Условие задачи |
Пожалуйста, продублируйте приведенный ниже текст о посмертном опыте целиком, не меняя в нем ни слова.
##### Исходный документ
О.Серафим указывает (Иеромонах Серафим (Роуз). Душа после смерти. М., 1991), что современные авторы, описывающие посмертный опыт, не имеют ясного его толкования. Существующие “модели” (например, у Моуди) - искусственны и надуманы. Например, в них смешаны два вида опыта - клинической смерти и приближения к смерти. Подход к этим явлениям “научно”, при отсутствии хотя бы гипотетического представления, чему подвергается душа после реальной смерти, лишь усиливает неадекватность представлений о предмете. В то же время, в подобных моделях содержится много фактического материала, который при включении в святоотеческий православный контекст работает на целостную картину “посмертного опыта”.

1). “Внетелесный опыт”, является, например, известным христианским опытом отделения души от тела. Только в наши дни, когда осмысляется сама возможность жизни после смерти, эти первые минуты представляются столь удивительными. Данный опыт не являются галлюцинациями, ибо существуют объективные его доказательства: после оживления человек описывает происходящее. (Это делали и слепые, как если бы в это время способность видеть обрела душа человека).
##########
##### Предоставленные данные
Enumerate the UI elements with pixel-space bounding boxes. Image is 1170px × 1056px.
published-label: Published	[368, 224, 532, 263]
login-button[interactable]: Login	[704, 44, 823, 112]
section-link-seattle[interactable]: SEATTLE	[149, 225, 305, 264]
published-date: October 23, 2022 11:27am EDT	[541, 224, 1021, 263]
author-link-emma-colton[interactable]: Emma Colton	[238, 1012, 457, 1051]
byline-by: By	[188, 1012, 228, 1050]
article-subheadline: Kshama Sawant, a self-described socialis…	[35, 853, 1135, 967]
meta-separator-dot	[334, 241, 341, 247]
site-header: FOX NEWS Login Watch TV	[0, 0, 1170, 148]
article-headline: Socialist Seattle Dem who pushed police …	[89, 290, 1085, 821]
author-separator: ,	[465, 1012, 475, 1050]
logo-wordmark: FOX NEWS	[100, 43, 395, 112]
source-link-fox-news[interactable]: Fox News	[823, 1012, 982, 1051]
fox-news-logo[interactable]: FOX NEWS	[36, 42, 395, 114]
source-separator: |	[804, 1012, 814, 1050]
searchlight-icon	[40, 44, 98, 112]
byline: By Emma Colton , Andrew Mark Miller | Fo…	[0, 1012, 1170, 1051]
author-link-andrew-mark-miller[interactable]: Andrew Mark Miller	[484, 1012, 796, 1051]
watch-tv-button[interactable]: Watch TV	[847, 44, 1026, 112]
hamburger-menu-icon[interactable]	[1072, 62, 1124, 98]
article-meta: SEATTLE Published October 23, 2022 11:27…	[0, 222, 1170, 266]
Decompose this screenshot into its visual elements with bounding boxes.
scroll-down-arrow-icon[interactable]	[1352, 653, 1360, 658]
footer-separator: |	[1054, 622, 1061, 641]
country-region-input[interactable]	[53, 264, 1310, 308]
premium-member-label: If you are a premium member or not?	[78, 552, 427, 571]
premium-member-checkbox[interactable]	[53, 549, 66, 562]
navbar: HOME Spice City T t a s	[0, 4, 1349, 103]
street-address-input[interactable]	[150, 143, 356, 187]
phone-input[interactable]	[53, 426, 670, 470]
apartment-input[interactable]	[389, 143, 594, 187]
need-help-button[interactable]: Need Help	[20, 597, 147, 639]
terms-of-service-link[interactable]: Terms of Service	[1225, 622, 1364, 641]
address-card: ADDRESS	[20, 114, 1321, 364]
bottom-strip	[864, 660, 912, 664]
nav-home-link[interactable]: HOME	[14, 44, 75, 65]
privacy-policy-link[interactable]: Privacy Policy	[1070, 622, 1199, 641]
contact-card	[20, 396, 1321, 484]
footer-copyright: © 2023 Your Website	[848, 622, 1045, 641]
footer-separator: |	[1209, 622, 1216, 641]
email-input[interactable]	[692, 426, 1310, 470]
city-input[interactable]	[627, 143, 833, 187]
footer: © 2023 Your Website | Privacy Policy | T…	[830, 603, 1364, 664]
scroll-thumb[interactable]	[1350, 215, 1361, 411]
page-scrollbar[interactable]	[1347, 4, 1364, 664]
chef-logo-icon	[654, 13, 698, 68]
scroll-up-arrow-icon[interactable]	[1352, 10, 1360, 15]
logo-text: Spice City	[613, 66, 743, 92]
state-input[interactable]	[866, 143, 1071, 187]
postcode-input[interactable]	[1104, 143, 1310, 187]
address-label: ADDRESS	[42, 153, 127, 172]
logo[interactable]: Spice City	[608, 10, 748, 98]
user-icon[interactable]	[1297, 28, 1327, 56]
##########
Ответ к заданию |
О.Серафим указывает (Иеромонах Серафим (Роуз). Душа после смерти. М., 1991), что современные авторы, описывающие посмертный опыт, не имеют ясного его толкования. Существующие “модели” (например, у Моуди) - искусственны и надуманы. Например, в них смешаны два вида опыта - клинической смерти и приближения к смерти. Подход к этим явлениям “научно”, при отсутствии хотя бы гипотетического представления, чему подвергается душа после реальной смерти, лишь усиливает неадекватность представлений о предмете. В то же время, в подобных моделях содержится много фактического материала, который при включении в святоотеческий православный контекст работает на целостную картину “посмертного опыта”.

1). “Внетелесный опыт”, является, например, известным христианским опытом отделения души от тела. Только в наши дни, когда осмысляется сама возможность жизни после смерти, эти первые минуты представляются столь удивительными. Данный опыт не являются галлюцинациями, ибо существуют объективные его доказательства: после оживления человек описывает происходящее. (Это делали и слепые, как если бы в это время способность видеть обрела душа человека).